El empleo registrado acumula una sangría de más de 354 mil puestos desde noviembre de 2023 y muestra señales de estancamiento en julio
El Sistema Integrado Previsional Argentino registró en junio una caída mensual del 0,1% en los asalariados formales y una contracción interanual del 1,5%, con bajas en el sector privado, el público y el personal de casas particulares. El monotributo fue la única categoría en expansión, mientras que los indicadores de julio sugieren una pausa explicada por la retracción de las nuevas contrataciones y no por una mejora efectiva del mercado laboral.

El empleo asalariado registrado cerró junio con una merma mensual del 0,1%, equivalente a 12.260 trabajadores menos en relación con mayo, y acumula una pérdida de 354.128 puestos formales desde noviembre de 2023, según los datos procesados por la Secretaría de Trabajo a partir del Sistema Integrado Previsional Argentino (SIPA). En la comparación interanual, la contracción alcanzó el 1,5%, un deterioro que atraviesa tanto al ámbito privado como al estatal y al trabajo en casas particulares, con el monotributo como única categoría en terreno positivo.
El detalle por categoría: tres sectores en baja y un contrapunto
- Sector privado: perdió 6.261 puestos en junio (-0,10%) y acumula 246.312 menos desde noviembre de 2023, una caída del 3,9%.
- Sector público: recortó 5.127 puestos en el mes (-0,15%) y suma una contracción de 87.629 desde fines de 2023 (-2,5%).
::::::::::
◆ Conjunto de tareas ◆
a - Según la nota sobre el empleo registrado, ¿cuántos trabajadores asalariados registrados menos hubo en junio con respecto a mayo?
b - Escribe la continuación de la nota sobre el empleo registrado a partir de su última línea.
::::::::::
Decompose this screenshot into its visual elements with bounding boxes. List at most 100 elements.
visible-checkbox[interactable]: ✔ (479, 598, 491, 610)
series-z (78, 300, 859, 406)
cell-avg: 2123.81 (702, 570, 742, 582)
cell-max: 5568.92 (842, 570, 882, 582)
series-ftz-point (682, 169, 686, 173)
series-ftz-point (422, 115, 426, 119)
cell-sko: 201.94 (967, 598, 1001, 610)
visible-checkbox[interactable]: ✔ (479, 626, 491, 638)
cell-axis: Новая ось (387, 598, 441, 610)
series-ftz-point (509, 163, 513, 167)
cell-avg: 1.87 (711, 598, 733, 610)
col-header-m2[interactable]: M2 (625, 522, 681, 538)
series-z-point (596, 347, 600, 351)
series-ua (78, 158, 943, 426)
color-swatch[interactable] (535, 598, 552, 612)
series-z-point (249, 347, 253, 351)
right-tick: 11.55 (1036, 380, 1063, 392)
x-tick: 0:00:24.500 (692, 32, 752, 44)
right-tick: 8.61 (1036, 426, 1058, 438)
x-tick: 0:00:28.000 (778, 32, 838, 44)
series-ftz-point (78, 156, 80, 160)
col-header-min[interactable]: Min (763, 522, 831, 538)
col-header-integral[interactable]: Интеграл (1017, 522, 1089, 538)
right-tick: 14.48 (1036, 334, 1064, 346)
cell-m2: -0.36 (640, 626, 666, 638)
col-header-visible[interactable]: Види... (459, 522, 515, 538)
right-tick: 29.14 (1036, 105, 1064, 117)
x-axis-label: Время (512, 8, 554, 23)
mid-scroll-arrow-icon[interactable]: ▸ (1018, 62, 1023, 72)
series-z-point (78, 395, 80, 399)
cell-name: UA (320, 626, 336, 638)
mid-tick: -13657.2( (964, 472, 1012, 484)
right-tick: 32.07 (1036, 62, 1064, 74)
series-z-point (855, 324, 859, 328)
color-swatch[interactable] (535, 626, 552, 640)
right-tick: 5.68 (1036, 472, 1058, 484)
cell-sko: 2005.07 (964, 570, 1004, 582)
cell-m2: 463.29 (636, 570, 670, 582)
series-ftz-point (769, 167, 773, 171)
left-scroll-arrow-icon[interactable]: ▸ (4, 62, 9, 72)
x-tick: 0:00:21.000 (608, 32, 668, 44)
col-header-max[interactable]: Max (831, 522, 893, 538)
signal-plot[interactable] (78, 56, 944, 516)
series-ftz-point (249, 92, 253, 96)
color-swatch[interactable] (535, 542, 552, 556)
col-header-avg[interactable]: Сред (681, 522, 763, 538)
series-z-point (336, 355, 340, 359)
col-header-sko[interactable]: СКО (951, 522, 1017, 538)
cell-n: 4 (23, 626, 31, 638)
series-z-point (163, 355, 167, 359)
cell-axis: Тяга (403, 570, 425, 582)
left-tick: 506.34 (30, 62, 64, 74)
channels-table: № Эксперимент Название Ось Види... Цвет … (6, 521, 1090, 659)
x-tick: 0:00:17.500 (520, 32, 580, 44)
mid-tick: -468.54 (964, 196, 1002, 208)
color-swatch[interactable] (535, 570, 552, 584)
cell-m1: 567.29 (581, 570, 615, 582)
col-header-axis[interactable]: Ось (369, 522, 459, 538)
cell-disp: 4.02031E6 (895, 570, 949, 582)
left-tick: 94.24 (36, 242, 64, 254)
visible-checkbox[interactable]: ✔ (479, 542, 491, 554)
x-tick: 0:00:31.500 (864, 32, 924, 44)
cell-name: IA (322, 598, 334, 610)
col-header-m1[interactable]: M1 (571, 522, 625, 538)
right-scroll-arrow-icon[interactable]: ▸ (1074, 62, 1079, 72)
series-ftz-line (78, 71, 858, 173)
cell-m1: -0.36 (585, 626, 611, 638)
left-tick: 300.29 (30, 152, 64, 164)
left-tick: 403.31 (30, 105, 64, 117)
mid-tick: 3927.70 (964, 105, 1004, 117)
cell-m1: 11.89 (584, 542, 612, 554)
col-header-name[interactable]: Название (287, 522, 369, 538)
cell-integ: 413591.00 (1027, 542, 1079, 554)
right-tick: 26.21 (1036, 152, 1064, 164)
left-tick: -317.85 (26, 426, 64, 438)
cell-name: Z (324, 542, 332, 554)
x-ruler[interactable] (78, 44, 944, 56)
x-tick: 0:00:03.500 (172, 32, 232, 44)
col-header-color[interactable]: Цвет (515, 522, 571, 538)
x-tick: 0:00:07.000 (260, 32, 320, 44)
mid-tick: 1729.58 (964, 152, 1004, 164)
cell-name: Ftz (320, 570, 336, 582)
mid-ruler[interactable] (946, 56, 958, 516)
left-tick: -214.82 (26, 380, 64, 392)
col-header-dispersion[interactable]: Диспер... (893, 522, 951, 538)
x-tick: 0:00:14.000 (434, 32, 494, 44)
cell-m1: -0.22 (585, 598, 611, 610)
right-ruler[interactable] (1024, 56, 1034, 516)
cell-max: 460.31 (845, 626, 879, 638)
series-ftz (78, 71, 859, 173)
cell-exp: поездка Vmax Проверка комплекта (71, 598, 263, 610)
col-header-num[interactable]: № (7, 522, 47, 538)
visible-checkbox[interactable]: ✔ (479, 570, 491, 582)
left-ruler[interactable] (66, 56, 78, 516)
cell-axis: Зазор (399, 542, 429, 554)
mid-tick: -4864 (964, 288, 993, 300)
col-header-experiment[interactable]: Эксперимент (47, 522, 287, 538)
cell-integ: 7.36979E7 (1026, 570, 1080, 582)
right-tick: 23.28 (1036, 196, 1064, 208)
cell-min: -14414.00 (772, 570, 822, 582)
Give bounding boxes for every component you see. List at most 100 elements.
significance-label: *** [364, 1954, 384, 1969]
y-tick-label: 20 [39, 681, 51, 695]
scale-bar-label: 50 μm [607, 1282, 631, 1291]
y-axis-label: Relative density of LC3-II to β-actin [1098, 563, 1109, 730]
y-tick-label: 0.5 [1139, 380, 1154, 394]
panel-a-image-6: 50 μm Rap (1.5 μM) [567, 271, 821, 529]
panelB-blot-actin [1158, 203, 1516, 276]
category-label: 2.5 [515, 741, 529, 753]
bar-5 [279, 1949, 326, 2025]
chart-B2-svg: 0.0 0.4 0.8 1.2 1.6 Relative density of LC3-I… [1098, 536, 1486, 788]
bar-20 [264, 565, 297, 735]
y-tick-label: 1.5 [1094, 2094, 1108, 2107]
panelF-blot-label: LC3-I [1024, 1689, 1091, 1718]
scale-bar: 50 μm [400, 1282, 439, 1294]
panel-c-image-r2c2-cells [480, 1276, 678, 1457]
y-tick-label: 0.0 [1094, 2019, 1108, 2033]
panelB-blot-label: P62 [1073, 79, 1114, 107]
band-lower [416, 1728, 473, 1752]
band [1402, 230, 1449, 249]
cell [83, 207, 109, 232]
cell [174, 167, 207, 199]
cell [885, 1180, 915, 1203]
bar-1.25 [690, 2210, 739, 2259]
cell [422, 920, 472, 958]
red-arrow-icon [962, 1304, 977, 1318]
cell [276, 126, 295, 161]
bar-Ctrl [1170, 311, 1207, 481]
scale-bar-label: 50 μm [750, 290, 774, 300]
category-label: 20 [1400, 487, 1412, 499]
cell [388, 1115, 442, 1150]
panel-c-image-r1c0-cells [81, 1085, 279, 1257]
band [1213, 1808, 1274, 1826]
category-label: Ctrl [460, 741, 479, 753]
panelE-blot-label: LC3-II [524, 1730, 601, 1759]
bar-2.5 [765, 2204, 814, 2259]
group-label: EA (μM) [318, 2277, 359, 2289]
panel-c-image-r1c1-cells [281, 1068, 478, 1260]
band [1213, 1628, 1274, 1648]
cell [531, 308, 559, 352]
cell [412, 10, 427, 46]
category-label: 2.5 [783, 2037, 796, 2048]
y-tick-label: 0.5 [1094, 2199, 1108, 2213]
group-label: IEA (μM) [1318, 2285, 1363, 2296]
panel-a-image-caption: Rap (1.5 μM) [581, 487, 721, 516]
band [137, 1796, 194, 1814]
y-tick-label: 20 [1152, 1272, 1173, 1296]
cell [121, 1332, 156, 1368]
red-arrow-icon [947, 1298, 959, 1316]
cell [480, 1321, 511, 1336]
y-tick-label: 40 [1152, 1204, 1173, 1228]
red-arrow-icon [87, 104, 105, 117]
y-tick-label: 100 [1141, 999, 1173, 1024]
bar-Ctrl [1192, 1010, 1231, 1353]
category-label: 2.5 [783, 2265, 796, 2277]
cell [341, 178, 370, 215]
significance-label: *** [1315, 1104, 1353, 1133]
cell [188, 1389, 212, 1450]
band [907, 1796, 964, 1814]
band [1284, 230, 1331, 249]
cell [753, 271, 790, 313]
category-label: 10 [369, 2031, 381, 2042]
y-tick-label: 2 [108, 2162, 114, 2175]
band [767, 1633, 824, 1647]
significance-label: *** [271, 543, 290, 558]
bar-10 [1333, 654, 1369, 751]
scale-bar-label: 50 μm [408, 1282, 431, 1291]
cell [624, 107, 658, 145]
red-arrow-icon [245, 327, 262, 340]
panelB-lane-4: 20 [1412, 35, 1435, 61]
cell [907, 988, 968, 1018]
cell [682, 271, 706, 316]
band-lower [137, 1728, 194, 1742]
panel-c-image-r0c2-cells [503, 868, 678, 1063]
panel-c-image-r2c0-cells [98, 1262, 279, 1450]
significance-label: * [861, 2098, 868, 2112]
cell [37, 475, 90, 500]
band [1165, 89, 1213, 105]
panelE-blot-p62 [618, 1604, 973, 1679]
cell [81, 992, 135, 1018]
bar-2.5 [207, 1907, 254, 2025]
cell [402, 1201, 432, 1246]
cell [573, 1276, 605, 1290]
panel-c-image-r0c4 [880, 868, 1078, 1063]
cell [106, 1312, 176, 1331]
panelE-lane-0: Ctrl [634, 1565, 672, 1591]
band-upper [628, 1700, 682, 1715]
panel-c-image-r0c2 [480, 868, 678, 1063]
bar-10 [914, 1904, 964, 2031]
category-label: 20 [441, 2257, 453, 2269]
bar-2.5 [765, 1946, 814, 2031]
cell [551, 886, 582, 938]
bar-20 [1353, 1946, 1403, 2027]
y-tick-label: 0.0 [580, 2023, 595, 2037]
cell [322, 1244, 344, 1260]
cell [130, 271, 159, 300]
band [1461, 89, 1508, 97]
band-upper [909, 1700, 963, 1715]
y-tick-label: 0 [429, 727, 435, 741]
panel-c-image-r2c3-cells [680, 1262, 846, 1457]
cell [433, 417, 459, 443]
::::::::::
◆ Respuestas ◆
a - 12.260 trabajadores menos.

b -
- Personal de casas particulares: cayó 872 posiciones en junio (-0,20%) y totaliza 20.187 empleos menos en el período (-4,3%).
- Monotributo: fue la única categoría en expansión, con 4.360 nuevos inscriptos en junio (+0,20%) y 169.026 adicionales desde noviembre de 2023 (+8,3%).
Vamos a los números. En la comparación con junio del año previo, el empleo asalariado privado se contrajo 1,9%, lo que representa aproximadamente 121.000 personas menos en un año, mientras que el empleo público retrocedió 0,9%, equivalente a 30.500 trabajadores menos. El personal doméstico constituyó la excepción, con un alza interanual del 0,8% que se traduce en 3.500 puestos adicionales.
El análisis por ramas de actividad muestra que la industria manufacturera acumula veinte meses consecutivos de desempeño negativo y el comercio, trece, configurando un escenario de debilidad sostenida en dos de los sectores más demandantes de mano de obra. En junio, los descensos mensuales más pronunciados se concentraron en servicios comunitarios, sociales y personales (-0,5%), intermediación financiera (-0,4%) y hoteles y restaurantes (-0,3%), mientras que pesca, minería y actividades inmobiliarias registraron avances leves. Luis Campos, investigador del Instituto de Estudios y Formación de la CTA-Autónoma, señaló que el sector privado encadena trece meses consecutivos de retracción y que los niveles de empleo actuales se asemejan a los registrados a fines de 2014, una referencia que dimensiona la profundidad del retroceso.
Julio muestra un freno aparente, pero con un origen que preocupa
Los indicadores de julio en los principales aglomerados urbanos sugieren una estabilización del empleo registrado, un dato que en principio podría leerse como un piso en la caída. Sin embargo, según la Secretaría de Trabajo, ese freno no responde a una recomposición efectiva del mercado laboral ni a una reducción de las desvinculaciones, sino a una merma en las nuevas contrataciones por parte de las empresas, un fenómeno que mantiene contenida la destrucción de puestos pero que, al mismo tiempo, limita la generación de nuevas oportunidades de trabajo formal.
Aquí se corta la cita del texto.